Loading fine-tuned model built from pretrained subnetworks #10152

adrienchaton · 2021-10-26T12:57:50Z

adrienchaton
Oct 26, 2021

Hello everyone,

I would like to ask for confirmation if I get the expected behaviour please and if there would be best practices to handle the following situation.

I have two LightningModule that I call e.g. model_1 and model_2, which I pretrain separately. After saving them, I get ckpt_1,yaml_1 and ckpt_2,yaml_2 which describe their trained parameters and hyper-parameters.

Now I put them together in a model e.g. combined_model and I fine-tune them on the task of the combined_model.

class combined_model(pl.LightningModule):
    def init(self,ckpt_1="",yaml_1="",ckpt_2="",yaml_2="",…):
        super().init()
        self.model_1 = model_1.load_from_checkpoint(checkpoint_path=ckpt_1,hparams_file=yaml_1,map_location=‘cpu’)
        self.model_2 = model_2.load_from_checkpoint(checkpoint_path=ckpt_2,hparams_file=yaml_2,map_location=‘cpu’)
…

At the beginning of the fine-tuning I build the model as:

combined_model(ckpt_1=ckpt_1,yaml_1=yaml_1,ckpt_2=ckpt_2,yaml_2=yaml_2,…)

→ combined_model optimizes the trainable parameters of model_1 and model_2, starting from the pretrained checkpoints, right ?

+===+

▸ Prompt A:
According to the forum post, what does saving the two separately pretrained modules produce?
▸ Prompt B:
Echo the forum post word for word, from "Loading fine-tuned model" up to and including "parameters and hyper-parameters.".

▸ Entries provided:
+===+

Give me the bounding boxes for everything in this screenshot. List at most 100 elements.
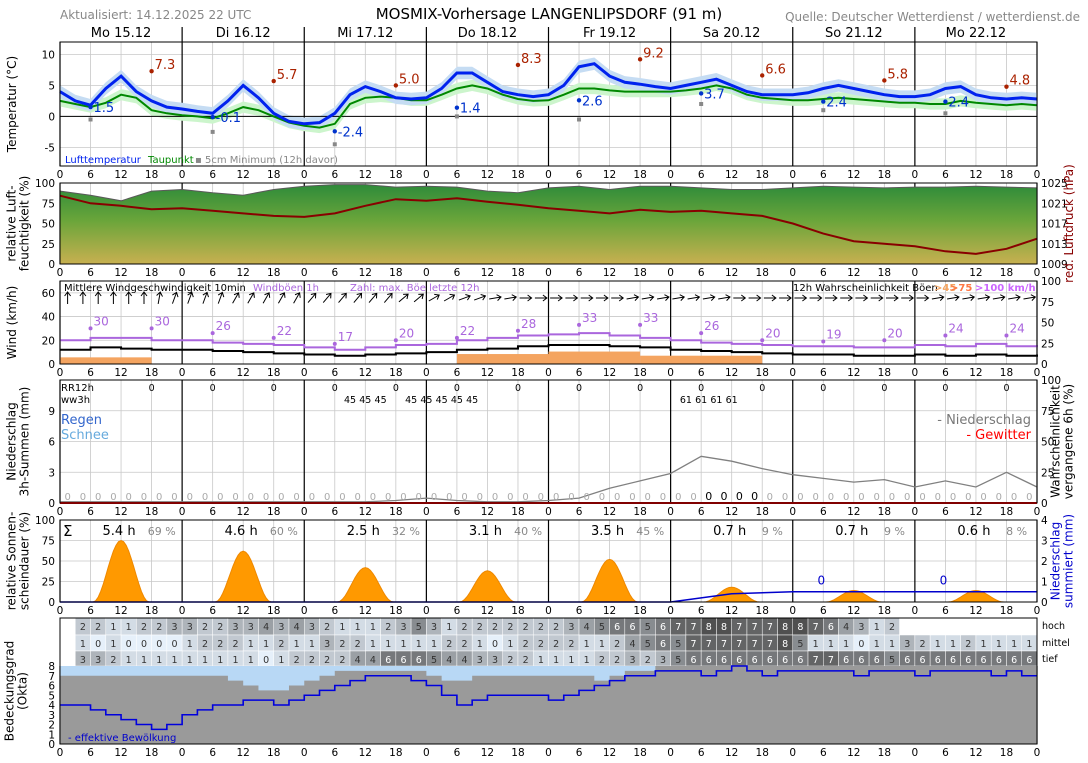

+===+

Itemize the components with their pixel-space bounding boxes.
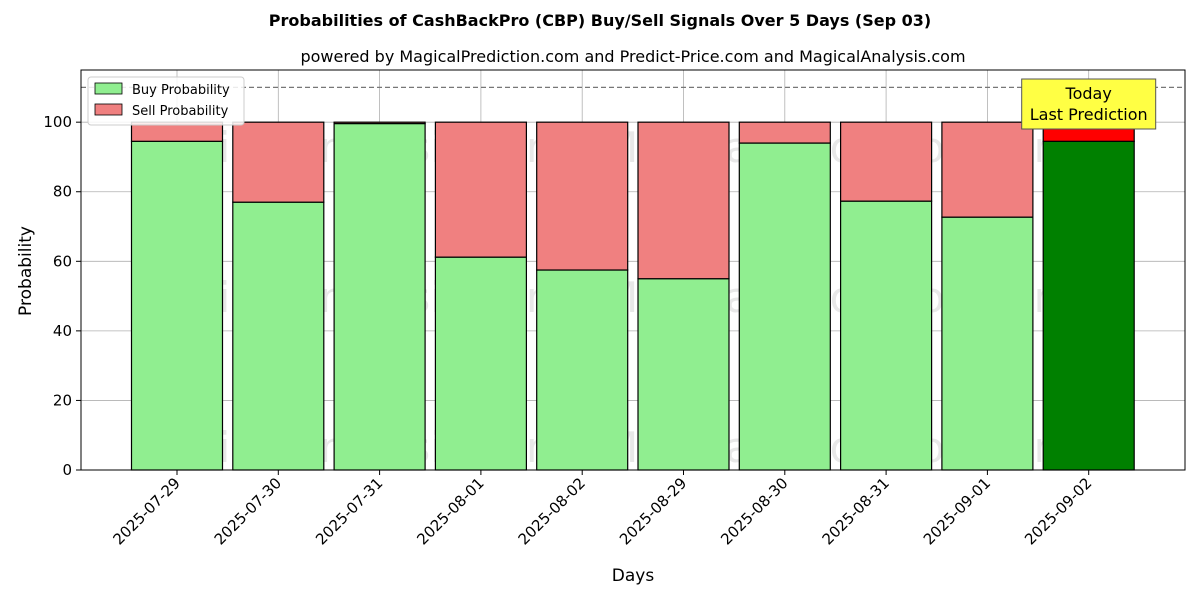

+===+

▸ Expected answer A:
Saving them produces ckpt_1, yaml_1 and ckpt_2, yaml_2, which describe their trained parameters and hyper-parameters.

▸ Expected answer B:
Loading fine-tuned model built from pretrained subnetworks #10152

adrienchaton · 2021-10-26T12:57:50Z

adrienchaton
Oct 26, 2021

Hello everyone,

I would like to ask for confirmation if I get the expected behaviour please and if there would be best practices to handle the following situation.

I have two LightningModule that I call e.g. model_1 and model_2, which I pretrain separately. After saving them, I get ckpt_1,yaml_1 and ckpt_2,yaml_2 which describe their trained parameters and hyper-parameters.